** What is asked **
Repeat, exactly and in full, the lines of the listing below, but without any pictures.

** Material to process **
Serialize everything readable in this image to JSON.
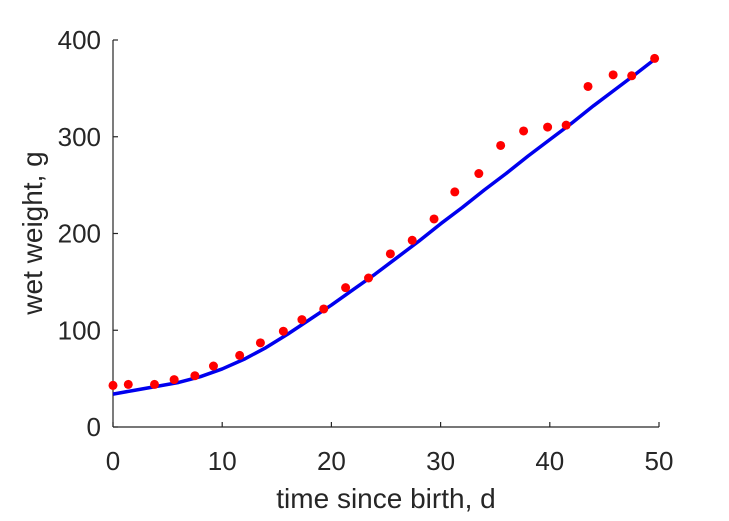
{
  "chart_data": {
    "type": "scatter",
    "xlabel": "time since birth, d",
    "ylabel": "wet weight, g",
    "xlim": [
      0,
      50
    ],
    "ylim": [
      0,
      400
    ],
    "xticks": [
      "0",
      "10",
      "20",
      "30",
      "40",
      "50"
    ],
    "yticks": [
      "0",
      "100",
      "200",
      "300",
      "400"
    ],
    "grid": false,
    "legend": "none",
    "series": [
      {
        "kind": "points",
        "color": "#ff0000",
        "x": [
          0,
          1.4,
          3.8,
          5.6,
          7.5,
          9.2,
          11.6,
          13.5,
          15.6,
          17.3,
          19.3,
          21.3,
          23.4,
          25.4,
          27.4,
          29.4,
          31.3,
          33.5,
          35.5,
          37.6,
          39.8,
          41.5,
          43.5,
          45.8,
          47.5,
          49.6
        ],
        "y": [
          43,
          44,
          44,
          49,
          53,
          63,
          74,
          87,
          99,
          111,
          122,
          144,
          154,
          179,
          193,
          215,
          243,
          262,
          291,
          306,
          310,
          312,
          352,
          364,
          363,
          381
        ]
      },
      {
        "kind": "line",
        "color": "#0000ee",
        "x": [
          0,
          2,
          4,
          6,
          8,
          10,
          12,
          14,
          16,
          18,
          20,
          22,
          24,
          26,
          28,
          30,
          32,
          34,
          36,
          38,
          40,
          42,
          44,
          46,
          48,
          49.6
        ],
        "y": [
          34,
          38,
          42,
          46,
          52,
          60,
          70,
          82,
          96,
          111,
          126,
          142,
          158,
          175,
          192,
          210,
          227,
          245,
          262,
          280,
          297,
          314,
          332,
          349,
          366,
          380
        ]
      }
    ]
  }
}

** The response **
Serialize everything readable in this image to JSON.
{
  "chart_data": {
    "type": "scatter",
    "xlabel": "time since birth, d",
    "ylabel": "wet weight, g",
    "xlim": [
      0,
      50
    ],
    "ylim": [
      0,
      400
    ],
    "xticks": [
      "0",
      "10",
      "20",
      "30",
      "40",
      "50"
    ],
    "yticks": [
      "0",
      "100",
      "200",
      "300",
      "400"
    ],
    "grid": false,
    "legend": "none",
    "series": [
      {
        "kind": "points",
        "color": "#ff0000",
        "x": [
          0,
          1.4,
          3.8,
          5.6,
          7.5,
          9.2,
          11.6,
          13.5,
          15.6,
          17.3,
          19.3,
          21.3,
          23.4,
          25.4,
          27.4,
          29.4,
          31.3,
          33.5,
          35.5,
          37.6,
          39.8,
          41.5,
          43.5,
          45.8,
          47.5,
          49.6
        ],
        "y": [
          43,
          44,
          44,
          49,
          53,
          63,
          74,
          87,
          99,
          111,
          122,
          144,
          154,
          179,
          193,
          215,
          243,
          262,
          291,
          306,
          310,
          312,
          352,
          364,
          363,
          381
        ]
      },
      {
        "kind": "line",
        "color": "#0000ee",
        "x": [
          0,
          2,
          4,
          6,
          8,
          10,
          12,
          14,
          16,
          18,
          20,
          22,
          24,
          26,
          28,
          30,
          32,
          34,
          36,
          38,
          40,
          42,
          44,
          46,
          48,
          49.6
        ],
        "y": [
          34,
          38,
          42,
          46,
          52,
          60,
          70,
          82,
          96,
          111,
          126,
          142,
          158,
          175,
          192,
          210,
          227,
          245,
          262,
          280,
          297,
          314,
          332,
          349,
          366,
          380
        ]
      }
    ]
  }
}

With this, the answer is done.